Aim:
Copy the items below word for word, covering only the stretch from the line that contains "bar-1972 <box>374 245 388 471</box>" through the line that contains "bar-2021 <box>980 178 994 471</box>", with both of those lines included.

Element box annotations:

---

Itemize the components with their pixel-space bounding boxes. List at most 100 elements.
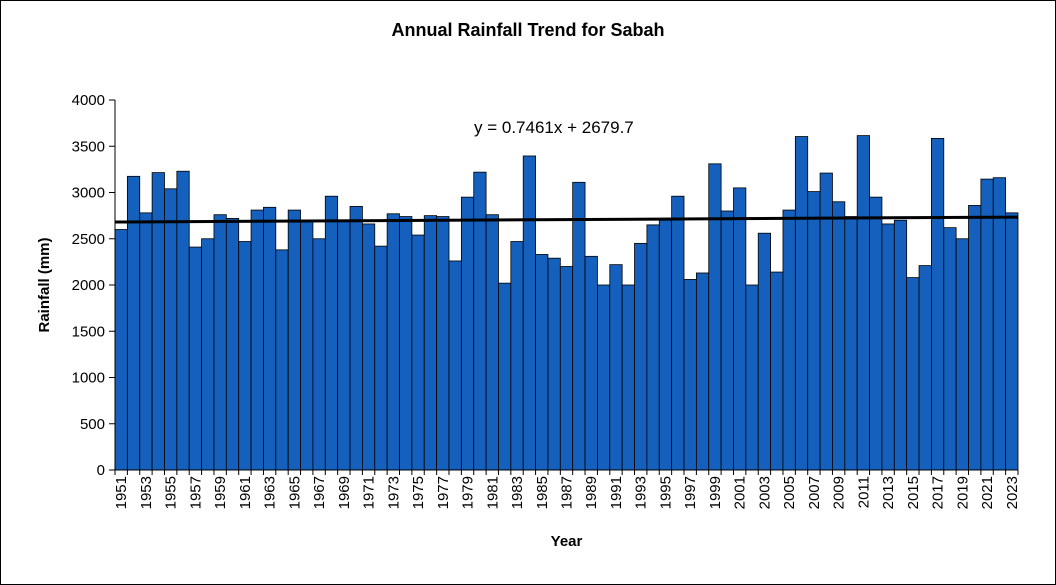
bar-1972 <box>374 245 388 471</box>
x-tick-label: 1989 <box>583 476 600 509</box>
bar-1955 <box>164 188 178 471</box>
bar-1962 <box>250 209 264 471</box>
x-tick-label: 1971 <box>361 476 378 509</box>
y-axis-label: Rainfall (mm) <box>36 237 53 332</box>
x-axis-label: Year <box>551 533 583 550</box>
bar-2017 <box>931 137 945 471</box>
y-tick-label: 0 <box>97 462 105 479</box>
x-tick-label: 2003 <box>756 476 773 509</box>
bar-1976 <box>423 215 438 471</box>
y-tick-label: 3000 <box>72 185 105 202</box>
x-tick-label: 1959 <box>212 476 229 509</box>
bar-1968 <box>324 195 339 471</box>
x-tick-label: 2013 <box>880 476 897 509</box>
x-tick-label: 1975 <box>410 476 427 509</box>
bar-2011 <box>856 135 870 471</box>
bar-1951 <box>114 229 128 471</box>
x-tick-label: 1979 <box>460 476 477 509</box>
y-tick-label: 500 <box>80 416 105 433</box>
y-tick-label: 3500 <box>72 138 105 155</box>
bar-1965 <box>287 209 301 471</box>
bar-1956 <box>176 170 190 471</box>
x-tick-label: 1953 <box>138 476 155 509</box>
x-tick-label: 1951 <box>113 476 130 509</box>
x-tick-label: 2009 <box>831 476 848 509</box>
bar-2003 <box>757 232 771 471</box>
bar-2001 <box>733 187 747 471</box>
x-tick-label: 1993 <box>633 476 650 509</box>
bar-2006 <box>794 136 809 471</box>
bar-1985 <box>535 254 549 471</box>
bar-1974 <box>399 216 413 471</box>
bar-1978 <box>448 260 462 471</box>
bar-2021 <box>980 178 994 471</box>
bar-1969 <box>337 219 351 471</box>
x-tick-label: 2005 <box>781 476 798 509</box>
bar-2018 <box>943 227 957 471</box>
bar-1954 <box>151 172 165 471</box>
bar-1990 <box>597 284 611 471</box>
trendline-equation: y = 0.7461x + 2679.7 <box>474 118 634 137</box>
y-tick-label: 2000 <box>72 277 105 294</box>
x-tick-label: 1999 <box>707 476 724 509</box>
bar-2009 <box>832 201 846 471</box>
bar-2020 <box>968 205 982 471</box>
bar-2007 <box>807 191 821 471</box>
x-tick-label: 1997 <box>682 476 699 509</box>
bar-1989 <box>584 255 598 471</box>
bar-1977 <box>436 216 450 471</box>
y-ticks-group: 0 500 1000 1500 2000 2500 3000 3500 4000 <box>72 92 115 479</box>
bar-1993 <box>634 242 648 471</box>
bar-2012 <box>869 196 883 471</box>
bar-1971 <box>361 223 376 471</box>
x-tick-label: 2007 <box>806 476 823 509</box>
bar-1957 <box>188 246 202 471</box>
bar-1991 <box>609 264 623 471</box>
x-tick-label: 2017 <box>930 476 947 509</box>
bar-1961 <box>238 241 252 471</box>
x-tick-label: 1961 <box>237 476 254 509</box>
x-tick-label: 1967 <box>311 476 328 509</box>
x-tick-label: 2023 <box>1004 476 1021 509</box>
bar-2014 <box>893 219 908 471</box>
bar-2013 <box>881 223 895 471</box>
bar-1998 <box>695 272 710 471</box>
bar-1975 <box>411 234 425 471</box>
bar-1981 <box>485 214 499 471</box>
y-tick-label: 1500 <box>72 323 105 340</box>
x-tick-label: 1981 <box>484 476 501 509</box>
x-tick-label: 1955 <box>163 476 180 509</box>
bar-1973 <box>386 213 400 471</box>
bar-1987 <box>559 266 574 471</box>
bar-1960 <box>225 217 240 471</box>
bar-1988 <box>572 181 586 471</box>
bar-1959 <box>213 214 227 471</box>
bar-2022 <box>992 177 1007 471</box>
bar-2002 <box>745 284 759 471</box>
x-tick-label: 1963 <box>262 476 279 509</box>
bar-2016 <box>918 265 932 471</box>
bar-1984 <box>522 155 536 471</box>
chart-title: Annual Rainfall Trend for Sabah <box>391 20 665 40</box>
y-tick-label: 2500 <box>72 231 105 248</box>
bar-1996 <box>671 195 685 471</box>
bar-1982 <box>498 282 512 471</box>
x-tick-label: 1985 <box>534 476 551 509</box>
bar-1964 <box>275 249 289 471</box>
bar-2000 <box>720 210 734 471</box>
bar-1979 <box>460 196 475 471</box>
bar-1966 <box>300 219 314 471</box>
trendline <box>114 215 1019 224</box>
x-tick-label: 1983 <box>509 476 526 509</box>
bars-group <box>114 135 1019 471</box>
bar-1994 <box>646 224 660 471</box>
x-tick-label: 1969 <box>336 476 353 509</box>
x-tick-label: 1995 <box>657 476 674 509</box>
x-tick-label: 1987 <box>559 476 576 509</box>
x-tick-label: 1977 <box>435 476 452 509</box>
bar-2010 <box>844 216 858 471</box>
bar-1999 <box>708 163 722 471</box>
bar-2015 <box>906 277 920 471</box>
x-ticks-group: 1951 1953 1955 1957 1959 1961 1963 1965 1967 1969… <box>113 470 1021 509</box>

---

The output:
bar-1972 <box>374 245 388 471</box>
x-tick-label: 1989 <box>583 476 600 509</box>
bar-1955 <box>164 188 178 471</box>
bar-1962 <box>250 209 264 471</box>
x-tick-label: 1971 <box>361 476 378 509</box>
y-axis-label: Rainfall (mm) <box>36 237 53 332</box>
x-axis-label: Year <box>551 533 583 550</box>
bar-2017 <box>931 137 945 471</box>
y-tick-label: 0 <box>97 462 105 479</box>
x-tick-label: 2003 <box>756 476 773 509</box>
bar-1976 <box>423 215 438 471</box>
y-tick-label: 3000 <box>72 185 105 202</box>
x-tick-label: 1959 <box>212 476 229 509</box>
bar-1968 <box>324 195 339 471</box>
x-tick-label: 2013 <box>880 476 897 509</box>
x-tick-label: 1975 <box>410 476 427 509</box>
bar-2011 <box>856 135 870 471</box>
bar-1951 <box>114 229 128 471</box>
x-tick-label: 1979 <box>460 476 477 509</box>
y-tick-label: 500 <box>80 416 105 433</box>
y-tick-label: 3500 <box>72 138 105 155</box>
bar-1965 <box>287 209 301 471</box>
bar-1956 <box>176 170 190 471</box>
x-tick-label: 1953 <box>138 476 155 509</box>
x-tick-label: 1951 <box>113 476 130 509</box>
x-tick-label: 2009 <box>831 476 848 509</box>
bar-2003 <box>757 232 771 471</box>
bar-2001 <box>733 187 747 471</box>
x-tick-label: 1993 <box>633 476 650 509</box>
bar-2006 <box>794 136 809 471</box>
bar-1985 <box>535 254 549 471</box>
bar-1974 <box>399 216 413 471</box>
bar-1978 <box>448 260 462 471</box>
bar-2021 <box>980 178 994 471</box>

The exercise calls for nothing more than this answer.